(Aim) Each line of the material below should be reproduced exactly.

══ Supplied information

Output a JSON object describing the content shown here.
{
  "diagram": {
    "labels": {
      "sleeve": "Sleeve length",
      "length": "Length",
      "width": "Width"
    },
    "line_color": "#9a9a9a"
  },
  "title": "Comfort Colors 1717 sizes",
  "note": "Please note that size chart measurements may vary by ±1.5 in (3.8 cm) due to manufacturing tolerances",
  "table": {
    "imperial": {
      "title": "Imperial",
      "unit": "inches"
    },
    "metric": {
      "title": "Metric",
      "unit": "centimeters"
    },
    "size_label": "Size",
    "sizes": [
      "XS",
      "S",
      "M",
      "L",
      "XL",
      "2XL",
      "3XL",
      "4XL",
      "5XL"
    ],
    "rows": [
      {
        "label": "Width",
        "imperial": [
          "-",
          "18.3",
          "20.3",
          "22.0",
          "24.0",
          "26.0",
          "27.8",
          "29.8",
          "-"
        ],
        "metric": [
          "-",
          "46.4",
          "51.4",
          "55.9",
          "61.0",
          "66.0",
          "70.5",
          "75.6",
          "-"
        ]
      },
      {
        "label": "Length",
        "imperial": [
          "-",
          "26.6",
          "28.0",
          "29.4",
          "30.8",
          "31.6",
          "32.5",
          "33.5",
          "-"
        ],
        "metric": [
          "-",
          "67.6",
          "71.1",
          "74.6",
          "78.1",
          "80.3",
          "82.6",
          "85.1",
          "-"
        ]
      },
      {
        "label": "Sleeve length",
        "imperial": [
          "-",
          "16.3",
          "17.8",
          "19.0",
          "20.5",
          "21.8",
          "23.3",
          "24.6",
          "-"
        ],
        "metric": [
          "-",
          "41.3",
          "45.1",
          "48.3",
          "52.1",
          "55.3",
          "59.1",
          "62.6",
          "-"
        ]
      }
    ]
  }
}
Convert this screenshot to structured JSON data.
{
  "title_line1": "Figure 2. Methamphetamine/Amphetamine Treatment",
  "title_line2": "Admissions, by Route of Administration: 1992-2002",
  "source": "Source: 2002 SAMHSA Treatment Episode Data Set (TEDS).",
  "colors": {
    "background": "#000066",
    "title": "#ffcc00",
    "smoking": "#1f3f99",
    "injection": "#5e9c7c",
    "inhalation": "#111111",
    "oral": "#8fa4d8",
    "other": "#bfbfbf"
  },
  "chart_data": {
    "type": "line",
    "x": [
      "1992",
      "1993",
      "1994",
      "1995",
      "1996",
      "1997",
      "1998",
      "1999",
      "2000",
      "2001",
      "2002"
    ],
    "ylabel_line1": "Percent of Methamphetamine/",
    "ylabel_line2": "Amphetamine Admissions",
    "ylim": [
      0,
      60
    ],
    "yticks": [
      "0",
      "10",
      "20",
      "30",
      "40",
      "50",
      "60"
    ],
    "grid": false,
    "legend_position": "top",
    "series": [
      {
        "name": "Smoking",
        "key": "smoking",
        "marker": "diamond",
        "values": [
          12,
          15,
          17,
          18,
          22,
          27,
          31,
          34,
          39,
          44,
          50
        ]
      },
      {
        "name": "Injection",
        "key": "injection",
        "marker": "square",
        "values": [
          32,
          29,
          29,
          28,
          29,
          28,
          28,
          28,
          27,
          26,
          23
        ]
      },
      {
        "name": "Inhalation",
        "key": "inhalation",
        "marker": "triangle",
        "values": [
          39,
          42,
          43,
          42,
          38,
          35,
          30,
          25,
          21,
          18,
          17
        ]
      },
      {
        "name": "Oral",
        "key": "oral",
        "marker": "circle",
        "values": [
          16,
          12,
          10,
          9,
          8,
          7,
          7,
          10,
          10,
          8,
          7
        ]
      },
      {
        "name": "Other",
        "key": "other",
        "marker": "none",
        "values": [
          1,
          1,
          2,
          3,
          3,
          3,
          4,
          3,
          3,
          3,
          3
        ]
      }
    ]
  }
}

════

(Finished answer)
Output a JSON object describing the content shown here.
{
  "diagram": {
    "labels": {
      "sleeve": "Sleeve length",
      "length": "Length",
      "width": "Width"
    },
    "line_color": "#9a9a9a"
  },
  "title": "Comfort Colors 1717 sizes",
  "note": "Please note that size chart measurements may vary by ±1.5 in (3.8 cm) due to manufacturing tolerances",
  "table": {
    "imperial": {
      "title": "Imperial",
      "unit": "inches"
    },
    "metric": {
      "title": "Metric",
      "unit": "centimeters"
    },
    "size_label": "Size",
    "sizes": [
      "XS",
      "S",
      "M",
      "L",
      "XL",
      "2XL",
      "3XL",
      "4XL",
      "5XL"
    ],
    "rows": [
      {
        "label": "Width",
        "imperial": [
          "-",
          "18.3",
          "20.3",
          "22.0",
          "24.0",
          "26.0",
          "27.8",
          "29.8",
          "-"
        ],
        "metric": [
          "-",
          "46.4",
          "51.4",
          "55.9",
          "61.0",
          "66.0",
          "70.5",
          "75.6",
          "-"
        ]
      },
      {
        "label": "Length",
        "imperial": [
          "-",
          "26.6",
          "28.0",
          "29.4",
          "30.8",
          "31.6",
          "32.5",
          "33.5",
          "-"
        ],
        "metric": [
          "-",
          "67.6",
          "71.1",
          "74.6",
          "78.1",
          "80.3",
          "82.6",
          "85.1",
          "-"
        ]
      },
      {
        "label": "Sleeve length",
        "imperial": [
          "-",
          "16.3",
          "17.8",
          "19.0",
          "20.5",
          "21.8",
          "23.3",
          "24.6",
          "-"
        ],
        "metric": [
          "-",
          "41.3",
          "45.1",
          "48.3",
          "52.1",
          "55.3",
          "59.1",
          "62.6",
          "-"
        ]
      }
    ]
  }
}
Convert this screenshot to structured JSON data.
{
  "title_line1": "Figure 2. Methamphetamine/Amphetamine Treatment",
  "title_line2": "Admissions, by Route of Administration: 1992-2002",
  "source": "Source: 2002 SAMHSA Treatment Episode Data Set (TEDS).",
  "colors": {
    "background": "#000066",
    "title": "#ffcc00",
    "smoking": "#1f3f99",
    "injection": "#5e9c7c",
    "inhalation": "#111111",
    "oral": "#8fa4d8",
    "other": "#bfbfbf"
  },
  "chart_data": {
    "type": "line",
    "x": [
      "1992",
      "1993",
      "1994",
      "1995",
      "1996",
      "1997",
      "1998",
      "1999",
      "2000",
      "2001",
      "2002"
    ],
    "ylabel_line1": "Percent of Methamphetamine/",
    "ylabel_line2": "Amphetamine Admissions",
    "ylim": [
      0,
      60
    ],
    "yticks": [
      "0",
      "10",
      "20",
      "30",
      "40",
      "50",
      "60"
    ],
    "grid": false,
    "legend_position": "top",
    "series": [
      {
        "name": "Smoking",
        "key": "smoking",
        "marker": "diamond",
        "values": [
          12,
          15,
          17,
          18,
          22,
          27,
          31,
          34,
          39,
          44,
          50
        ]
      },
      {
        "name": "Injection",
        "key": "injection",
        "marker": "square",
        "values": [
          32,
          29,
          29,
          28,
          29,
          28,
          28,
          28,
          27,
          26,
          23
        ]
      },
      {
        "name": "Inhalation",
        "key": "inhalation",
        "marker": "triangle",
        "values": [
          39,
          42,
          43,
          42,
          38,
          35,
          30,
          25,
          21,
          18,
          17
        ]
      },
      {
        "name": "Oral",
        "key": "oral",
        "marker": "circle",
        "values": [
          16,
          12,
          10,
          9,
          8,
          7,
          7,
          10,
          10,
          8,
          7
        ]
      },
      {
        "name": "Other",
        "key": "other",
        "marker": "none",
        "values": [
          1,
          1,
          2,
          3,
          3,
          3,
          4,
          3,
          3,
          3,
          3
        ]
      }
    ]
  }
}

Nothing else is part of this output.